• _What to do_
From the listing below, select every line where the word "WITH" appears.

[Stored items]
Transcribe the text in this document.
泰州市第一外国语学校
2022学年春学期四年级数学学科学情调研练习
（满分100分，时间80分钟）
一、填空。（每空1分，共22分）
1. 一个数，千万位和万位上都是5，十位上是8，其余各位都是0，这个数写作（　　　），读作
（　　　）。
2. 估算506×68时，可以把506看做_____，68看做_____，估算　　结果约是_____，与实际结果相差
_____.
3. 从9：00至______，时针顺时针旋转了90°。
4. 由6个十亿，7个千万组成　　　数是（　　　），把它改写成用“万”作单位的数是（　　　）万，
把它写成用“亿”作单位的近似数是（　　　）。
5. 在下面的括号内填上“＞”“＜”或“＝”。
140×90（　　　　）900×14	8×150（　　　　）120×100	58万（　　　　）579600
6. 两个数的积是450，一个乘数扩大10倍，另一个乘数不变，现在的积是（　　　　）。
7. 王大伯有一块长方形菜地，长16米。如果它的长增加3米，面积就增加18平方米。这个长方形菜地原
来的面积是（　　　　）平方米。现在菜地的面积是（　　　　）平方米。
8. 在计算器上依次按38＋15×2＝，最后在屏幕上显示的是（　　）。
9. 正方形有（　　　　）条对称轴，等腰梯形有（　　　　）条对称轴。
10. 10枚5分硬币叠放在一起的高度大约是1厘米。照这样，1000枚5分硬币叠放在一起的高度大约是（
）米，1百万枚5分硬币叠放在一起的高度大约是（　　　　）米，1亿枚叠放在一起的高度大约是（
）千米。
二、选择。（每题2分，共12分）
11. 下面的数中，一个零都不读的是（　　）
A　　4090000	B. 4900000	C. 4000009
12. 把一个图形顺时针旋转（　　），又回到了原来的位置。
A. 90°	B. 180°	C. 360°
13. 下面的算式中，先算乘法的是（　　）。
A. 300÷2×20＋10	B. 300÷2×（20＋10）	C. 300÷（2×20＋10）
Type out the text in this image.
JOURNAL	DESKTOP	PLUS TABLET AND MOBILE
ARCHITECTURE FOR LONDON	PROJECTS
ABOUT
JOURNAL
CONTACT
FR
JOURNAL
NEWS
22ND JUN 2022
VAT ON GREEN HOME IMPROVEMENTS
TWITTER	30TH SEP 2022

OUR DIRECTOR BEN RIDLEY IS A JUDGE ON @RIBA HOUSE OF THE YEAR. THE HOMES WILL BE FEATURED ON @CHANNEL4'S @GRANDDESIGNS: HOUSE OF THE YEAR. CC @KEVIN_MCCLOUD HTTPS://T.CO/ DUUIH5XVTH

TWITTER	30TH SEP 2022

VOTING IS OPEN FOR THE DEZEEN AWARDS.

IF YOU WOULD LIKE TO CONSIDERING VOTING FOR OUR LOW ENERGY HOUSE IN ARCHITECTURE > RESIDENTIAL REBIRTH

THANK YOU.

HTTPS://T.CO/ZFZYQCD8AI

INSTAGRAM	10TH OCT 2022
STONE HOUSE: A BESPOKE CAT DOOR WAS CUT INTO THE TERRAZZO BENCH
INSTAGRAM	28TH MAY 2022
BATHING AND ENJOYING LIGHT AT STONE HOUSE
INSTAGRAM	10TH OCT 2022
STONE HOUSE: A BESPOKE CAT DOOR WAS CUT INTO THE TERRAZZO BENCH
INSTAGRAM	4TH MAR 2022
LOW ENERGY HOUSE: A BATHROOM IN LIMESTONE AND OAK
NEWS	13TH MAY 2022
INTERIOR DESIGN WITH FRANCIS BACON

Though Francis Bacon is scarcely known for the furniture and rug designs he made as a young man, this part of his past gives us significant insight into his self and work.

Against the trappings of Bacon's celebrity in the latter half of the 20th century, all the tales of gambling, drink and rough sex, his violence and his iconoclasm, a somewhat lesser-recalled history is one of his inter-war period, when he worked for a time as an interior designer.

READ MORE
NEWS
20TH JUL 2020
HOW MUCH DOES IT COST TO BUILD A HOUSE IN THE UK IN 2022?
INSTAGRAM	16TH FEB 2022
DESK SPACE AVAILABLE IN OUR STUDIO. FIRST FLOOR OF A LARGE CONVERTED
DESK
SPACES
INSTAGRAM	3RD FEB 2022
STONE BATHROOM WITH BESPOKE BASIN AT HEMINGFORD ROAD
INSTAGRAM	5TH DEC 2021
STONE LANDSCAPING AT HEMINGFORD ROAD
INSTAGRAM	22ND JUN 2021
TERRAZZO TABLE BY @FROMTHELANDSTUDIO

• _Output_
INTERIOR DESIGN WITH FRANCIS BACON
STONE BATHROOM WITH BESPOKE BASIN AT HEMINGFORD ROAD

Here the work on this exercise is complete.